Exercise goal
Find how many lines of the listing include the string "故障原因", and report only that figure.

********

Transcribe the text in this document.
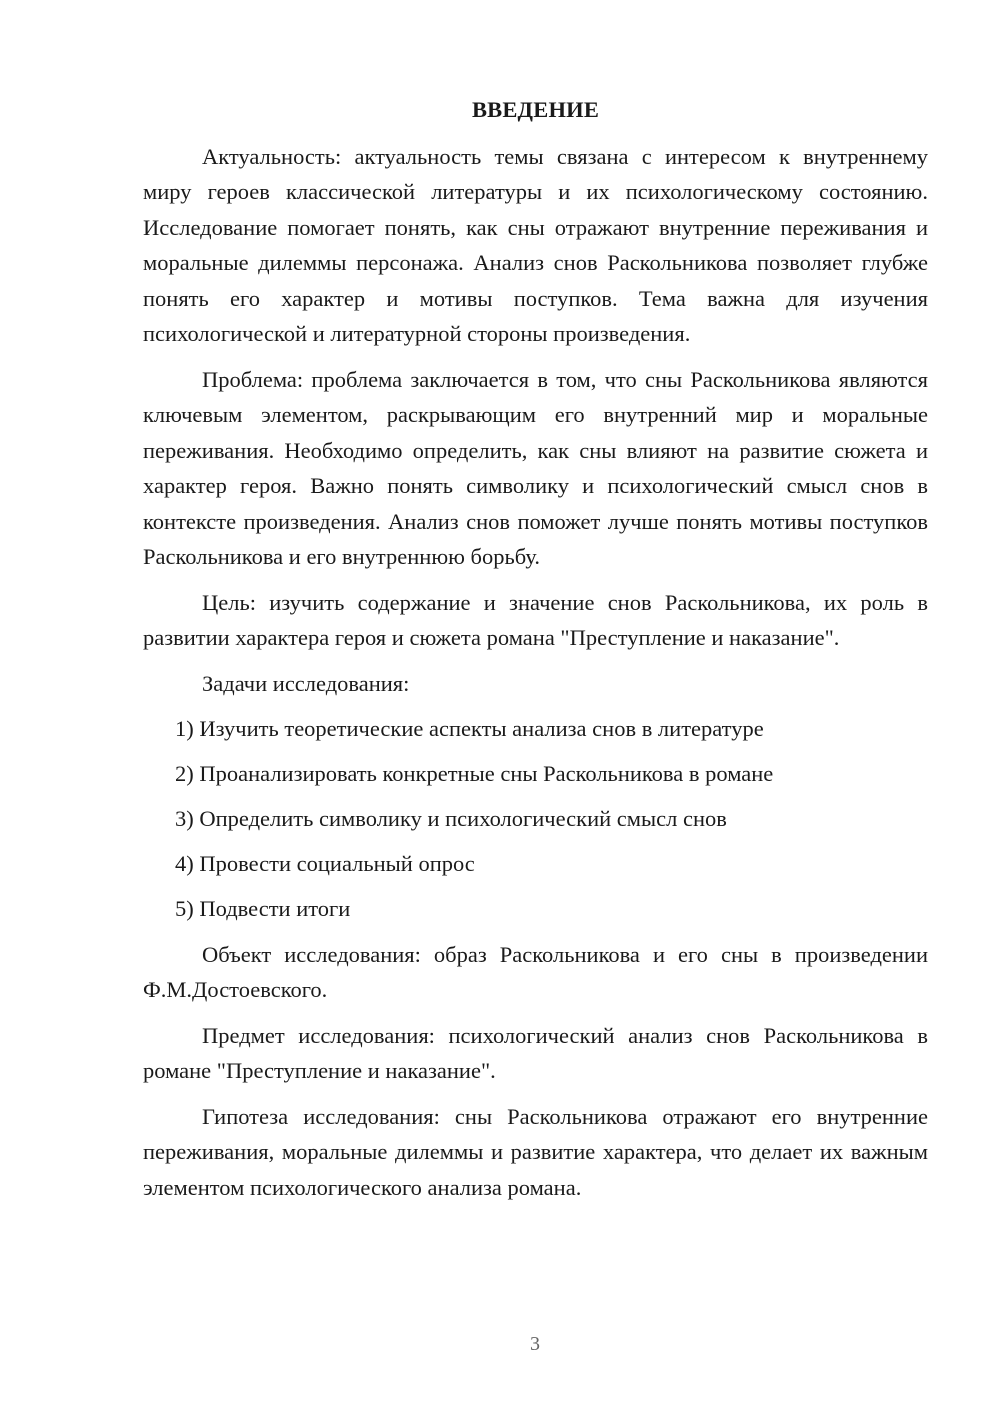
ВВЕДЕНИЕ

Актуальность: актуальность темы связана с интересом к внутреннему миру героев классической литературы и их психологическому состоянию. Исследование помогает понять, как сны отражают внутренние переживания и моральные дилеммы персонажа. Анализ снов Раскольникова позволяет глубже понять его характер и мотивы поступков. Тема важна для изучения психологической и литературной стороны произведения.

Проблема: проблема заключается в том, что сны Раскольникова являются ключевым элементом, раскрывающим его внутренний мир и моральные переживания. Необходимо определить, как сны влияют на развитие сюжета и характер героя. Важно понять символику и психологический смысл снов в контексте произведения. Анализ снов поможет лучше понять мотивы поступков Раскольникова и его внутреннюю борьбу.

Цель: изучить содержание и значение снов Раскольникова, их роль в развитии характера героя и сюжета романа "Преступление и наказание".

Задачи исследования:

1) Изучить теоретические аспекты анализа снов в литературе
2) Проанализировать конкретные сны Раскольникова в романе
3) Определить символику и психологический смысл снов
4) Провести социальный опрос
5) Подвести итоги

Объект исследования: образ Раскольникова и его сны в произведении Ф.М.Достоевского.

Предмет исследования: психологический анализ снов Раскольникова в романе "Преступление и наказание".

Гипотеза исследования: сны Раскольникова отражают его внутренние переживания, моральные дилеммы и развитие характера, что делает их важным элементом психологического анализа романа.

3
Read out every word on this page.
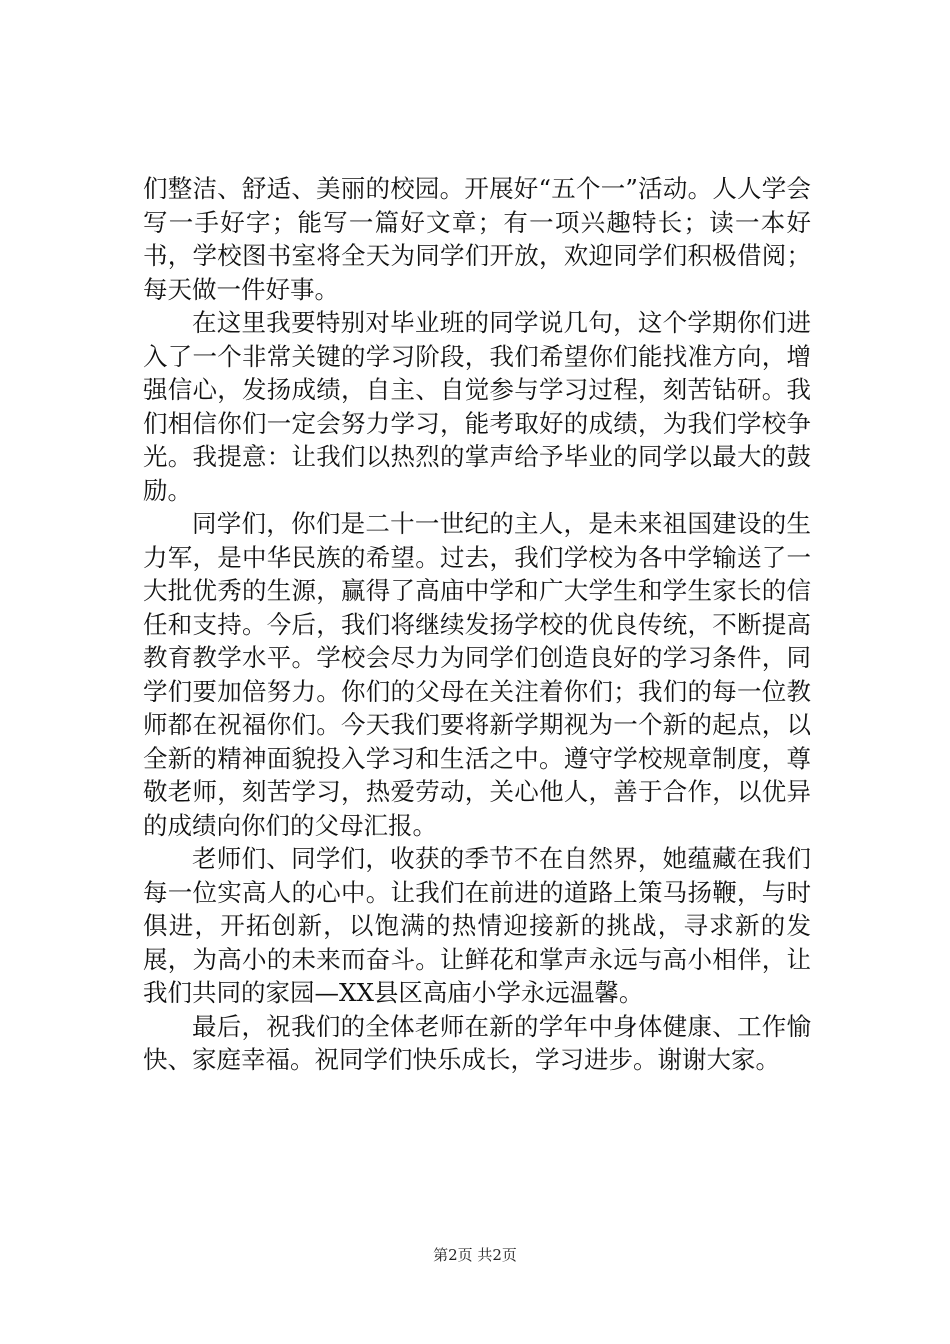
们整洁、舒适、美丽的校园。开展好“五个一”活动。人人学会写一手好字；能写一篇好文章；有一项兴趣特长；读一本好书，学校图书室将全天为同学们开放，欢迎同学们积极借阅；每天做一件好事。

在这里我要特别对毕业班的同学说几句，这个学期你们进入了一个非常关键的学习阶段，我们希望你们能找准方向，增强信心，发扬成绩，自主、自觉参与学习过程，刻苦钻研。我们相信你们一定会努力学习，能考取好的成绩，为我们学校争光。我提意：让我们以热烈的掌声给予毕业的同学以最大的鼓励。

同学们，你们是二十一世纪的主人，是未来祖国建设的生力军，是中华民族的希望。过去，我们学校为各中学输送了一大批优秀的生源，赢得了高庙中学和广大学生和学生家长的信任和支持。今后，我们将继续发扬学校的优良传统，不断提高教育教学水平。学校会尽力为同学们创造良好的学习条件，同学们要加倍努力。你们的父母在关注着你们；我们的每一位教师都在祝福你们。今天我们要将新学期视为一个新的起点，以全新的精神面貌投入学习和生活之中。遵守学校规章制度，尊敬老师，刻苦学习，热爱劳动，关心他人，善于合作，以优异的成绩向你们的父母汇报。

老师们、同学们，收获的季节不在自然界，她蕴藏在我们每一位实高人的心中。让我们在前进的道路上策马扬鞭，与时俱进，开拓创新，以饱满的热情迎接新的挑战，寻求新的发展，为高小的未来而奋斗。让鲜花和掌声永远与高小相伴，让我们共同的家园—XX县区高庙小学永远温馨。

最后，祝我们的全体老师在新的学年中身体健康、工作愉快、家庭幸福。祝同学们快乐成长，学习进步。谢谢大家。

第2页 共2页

********

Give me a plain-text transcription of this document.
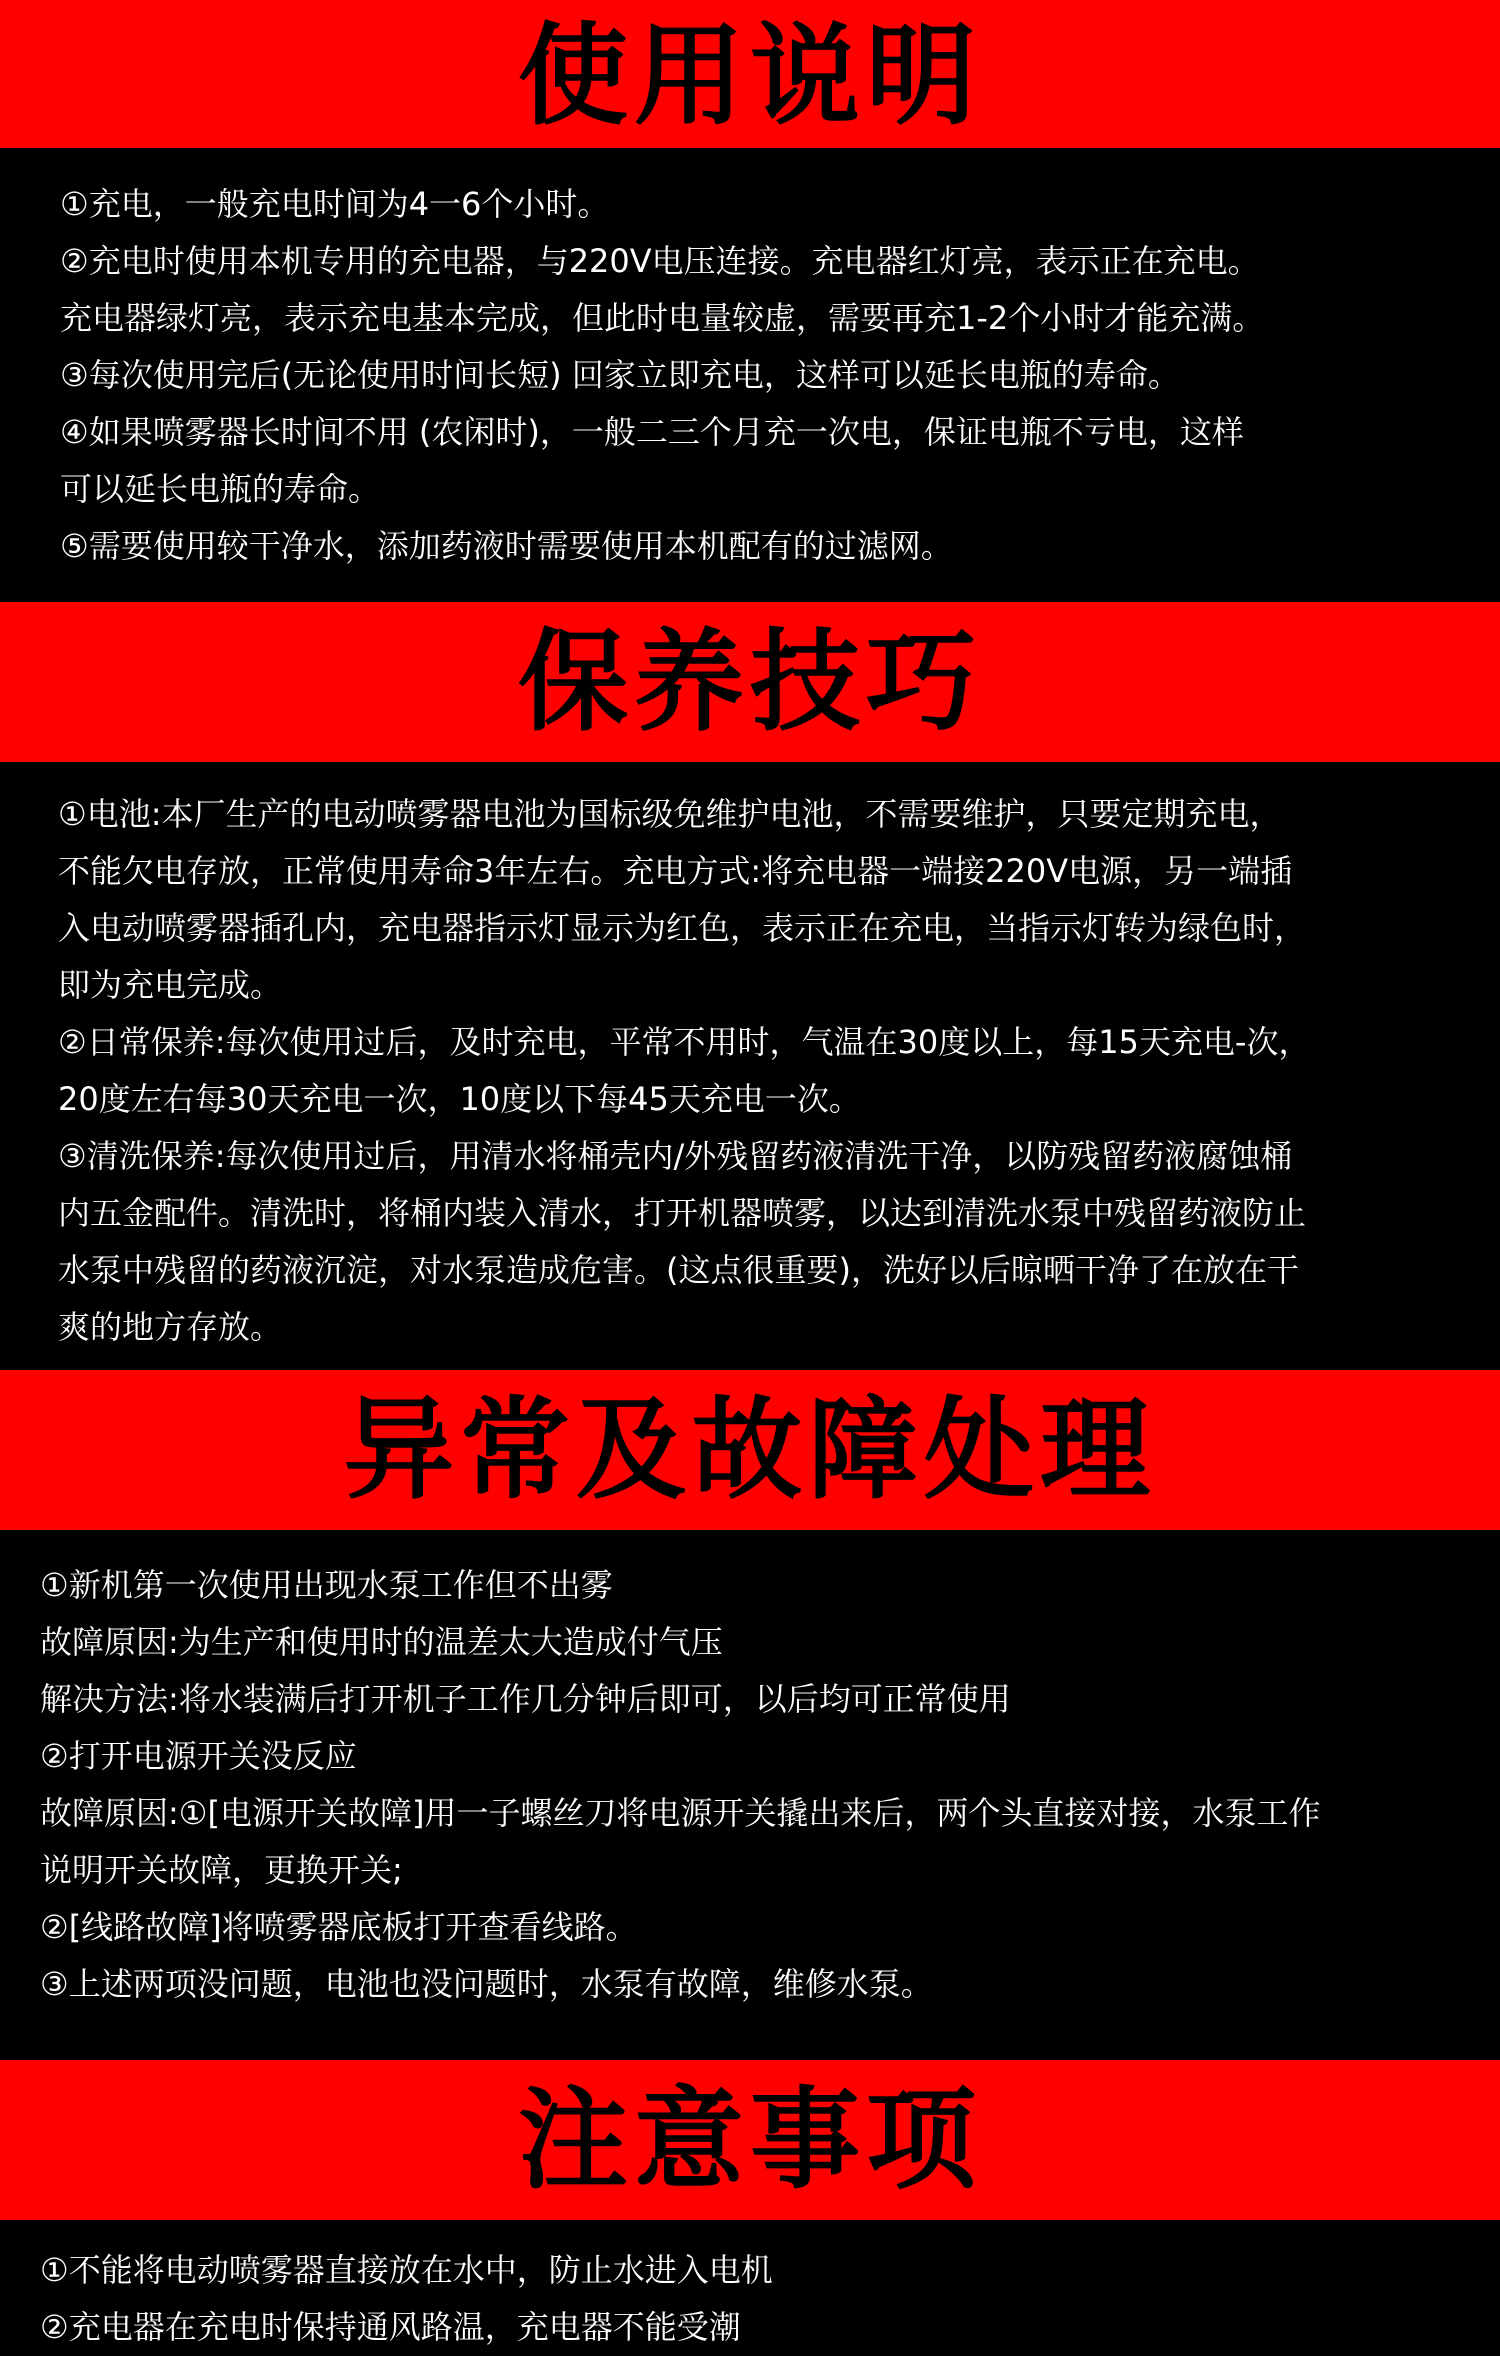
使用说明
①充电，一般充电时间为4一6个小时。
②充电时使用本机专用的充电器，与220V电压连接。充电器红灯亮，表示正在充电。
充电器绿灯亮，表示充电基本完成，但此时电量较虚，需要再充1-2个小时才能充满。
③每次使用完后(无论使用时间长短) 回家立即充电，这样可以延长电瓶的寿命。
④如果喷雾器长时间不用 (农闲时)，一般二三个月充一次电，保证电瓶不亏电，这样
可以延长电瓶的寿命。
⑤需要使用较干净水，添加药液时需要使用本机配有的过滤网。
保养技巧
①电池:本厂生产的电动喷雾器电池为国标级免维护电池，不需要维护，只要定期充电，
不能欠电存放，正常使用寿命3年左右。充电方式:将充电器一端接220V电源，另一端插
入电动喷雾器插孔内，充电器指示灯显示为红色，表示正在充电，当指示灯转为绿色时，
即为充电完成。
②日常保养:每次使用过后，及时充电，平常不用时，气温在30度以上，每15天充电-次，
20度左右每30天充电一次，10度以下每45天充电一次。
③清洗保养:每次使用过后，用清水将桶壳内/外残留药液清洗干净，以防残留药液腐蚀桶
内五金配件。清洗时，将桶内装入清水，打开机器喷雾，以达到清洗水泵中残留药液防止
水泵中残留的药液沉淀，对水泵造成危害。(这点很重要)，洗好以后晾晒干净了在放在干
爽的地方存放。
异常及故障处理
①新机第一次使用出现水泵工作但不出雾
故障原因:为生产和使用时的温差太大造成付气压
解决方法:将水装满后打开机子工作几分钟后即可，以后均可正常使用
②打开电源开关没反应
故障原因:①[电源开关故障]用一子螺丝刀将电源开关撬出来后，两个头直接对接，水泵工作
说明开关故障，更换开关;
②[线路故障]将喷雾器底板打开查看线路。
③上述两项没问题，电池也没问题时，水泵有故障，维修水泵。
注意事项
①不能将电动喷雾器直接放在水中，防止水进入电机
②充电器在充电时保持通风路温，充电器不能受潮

********

Response to this exercise
2